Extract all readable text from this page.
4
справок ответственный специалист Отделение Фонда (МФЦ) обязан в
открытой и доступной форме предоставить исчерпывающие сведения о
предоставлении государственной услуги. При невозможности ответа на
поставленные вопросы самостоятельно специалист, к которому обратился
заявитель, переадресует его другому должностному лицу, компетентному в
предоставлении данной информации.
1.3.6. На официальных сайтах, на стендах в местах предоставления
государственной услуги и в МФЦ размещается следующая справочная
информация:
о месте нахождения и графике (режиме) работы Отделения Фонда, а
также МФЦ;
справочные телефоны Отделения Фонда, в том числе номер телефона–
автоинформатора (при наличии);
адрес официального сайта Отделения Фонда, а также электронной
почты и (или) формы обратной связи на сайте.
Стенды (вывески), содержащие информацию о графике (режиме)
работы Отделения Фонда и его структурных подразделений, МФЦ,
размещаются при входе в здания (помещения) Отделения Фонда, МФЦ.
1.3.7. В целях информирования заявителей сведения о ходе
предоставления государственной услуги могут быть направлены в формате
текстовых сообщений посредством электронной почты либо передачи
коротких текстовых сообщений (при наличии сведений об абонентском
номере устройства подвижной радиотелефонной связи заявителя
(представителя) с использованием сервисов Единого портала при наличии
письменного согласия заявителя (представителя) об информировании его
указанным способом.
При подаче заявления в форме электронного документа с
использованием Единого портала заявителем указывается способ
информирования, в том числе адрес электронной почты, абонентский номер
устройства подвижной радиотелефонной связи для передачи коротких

#### INSTRUCTION:
Copy out the full material exactly as it appears.

#### ANSWER TO THIS EXERCISE:
Extract all readable text from this page.
4
справок ответственный специалист Отделение Фонда (МФЦ) обязан в
открытой и доступной форме предоставить исчерпывающие сведения о
предоставлении государственной услуги. При невозможности ответа на
поставленные вопросы самостоятельно специалист, к которому обратился
заявитель, переадресует его другому должностному лицу, компетентному в
предоставлении данной информации.
1.3.6. На официальных сайтах, на стендах в местах предоставления
государственной услуги и в МФЦ размещается следующая справочная
информация:
о месте нахождения и графике (режиме) работы Отделения Фонда, а
также МФЦ;
справочные телефоны Отделения Фонда, в том числе номер телефона–
автоинформатора (при наличии);
адрес официального сайта Отделения Фонда, а также электронной
почты и (или) формы обратной связи на сайте.
Стенды (вывески), содержащие информацию о графике (режиме)
работы Отделения Фонда и его структурных подразделений, МФЦ,
размещаются при входе в здания (помещения) Отделения Фонда, МФЦ.
1.3.7. В целях информирования заявителей сведения о ходе
предоставления государственной услуги могут быть направлены в формате
текстовых сообщений посредством электронной почты либо передачи
коротких текстовых сообщений (при наличии сведений об абонентском
номере устройства подвижной радиотелефонной связи заявителя
(представителя) с использованием сервисов Единого портала при наличии
письменного согласия заявителя (представителя) об информировании его
указанным способом.
При подаче заявления в форме электронного документа с
использованием Единого портала заявителем указывается способ
информирования, в том числе адрес электронной почты, абонентский номер
устройства подвижной радиотелефонной связи для передачи коротких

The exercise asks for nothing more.